[start of Provided material]
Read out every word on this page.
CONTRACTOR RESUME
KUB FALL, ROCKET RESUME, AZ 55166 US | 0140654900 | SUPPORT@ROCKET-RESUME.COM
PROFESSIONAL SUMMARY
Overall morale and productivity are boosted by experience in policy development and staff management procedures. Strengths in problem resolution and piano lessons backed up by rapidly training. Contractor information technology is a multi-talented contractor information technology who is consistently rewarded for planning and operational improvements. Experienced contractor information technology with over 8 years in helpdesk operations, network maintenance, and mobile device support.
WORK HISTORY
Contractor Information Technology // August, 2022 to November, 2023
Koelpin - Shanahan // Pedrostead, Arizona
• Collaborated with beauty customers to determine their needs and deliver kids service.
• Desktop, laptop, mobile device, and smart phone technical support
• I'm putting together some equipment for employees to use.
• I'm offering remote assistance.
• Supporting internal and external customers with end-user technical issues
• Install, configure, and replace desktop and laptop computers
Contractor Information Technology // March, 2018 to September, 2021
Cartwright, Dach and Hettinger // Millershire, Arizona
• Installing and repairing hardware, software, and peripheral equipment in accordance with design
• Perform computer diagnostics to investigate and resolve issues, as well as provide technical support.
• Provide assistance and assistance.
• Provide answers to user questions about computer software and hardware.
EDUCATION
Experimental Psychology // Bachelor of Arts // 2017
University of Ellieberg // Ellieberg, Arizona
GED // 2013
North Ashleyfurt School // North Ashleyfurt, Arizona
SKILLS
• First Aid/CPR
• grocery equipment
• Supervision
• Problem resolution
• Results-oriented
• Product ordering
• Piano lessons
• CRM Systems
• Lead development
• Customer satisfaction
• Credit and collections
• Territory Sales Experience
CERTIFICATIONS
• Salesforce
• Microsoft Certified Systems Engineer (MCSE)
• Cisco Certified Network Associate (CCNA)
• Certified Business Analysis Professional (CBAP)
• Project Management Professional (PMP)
[end of Provided material]
*What you have to do*. Copy the material above, line for line.

*Correct answer*.
Read out every word on this page.
CONTRACTOR RESUME
KUB FALL, ROCKET RESUME, AZ 55166 US | 0140654900 | SUPPORT@ROCKET-RESUME.COM
PROFESSIONAL SUMMARY
Overall morale and productivity are boosted by experience in policy development and staff management procedures. Strengths in problem resolution and piano lessons backed up by rapidly training. Contractor information technology is a multi-talented contractor information technology who is consistently rewarded for planning and operational improvements. Experienced contractor information technology with over 8 years in helpdesk operations, network maintenance, and mobile device support.
WORK HISTORY
Contractor Information Technology // August, 2022 to November, 2023
Koelpin - Shanahan // Pedrostead, Arizona
• Collaborated with beauty customers to determine their needs and deliver kids service.
• Desktop, laptop, mobile device, and smart phone technical support
• I'm putting together some equipment for employees to use.
• I'm offering remote assistance.
• Supporting internal and external customers with end-user technical issues
• Install, configure, and replace desktop and laptop computers
Contractor Information Technology // March, 2018 to September, 2021
Cartwright, Dach and Hettinger // Millershire, Arizona
• Installing and repairing hardware, software, and peripheral equipment in accordance with design
• Perform computer diagnostics to investigate and resolve issues, as well as provide technical support.
• Provide assistance and assistance.
• Provide answers to user questions about computer software and hardware.
EDUCATION
Experimental Psychology // Bachelor of Arts // 2017
University of Ellieberg // Ellieberg, Arizona
GED // 2013
North Ashleyfurt School // North Ashleyfurt, Arizona
SKILLS
• First Aid/CPR
• grocery equipment
• Supervision
• Problem resolution
• Results-oriented
• Product ordering
• Piano lessons
• CRM Systems
• Lead development
• Customer satisfaction
• Credit and collections
• Territory Sales Experience
CERTIFICATIONS
• Salesforce
• Microsoft Certified Systems Engineer (MCSE)
• Cisco Certified Network Associate (CCNA)
• Certified Business Analysis Professional (CBAP)
• Project Management Professional (PMP)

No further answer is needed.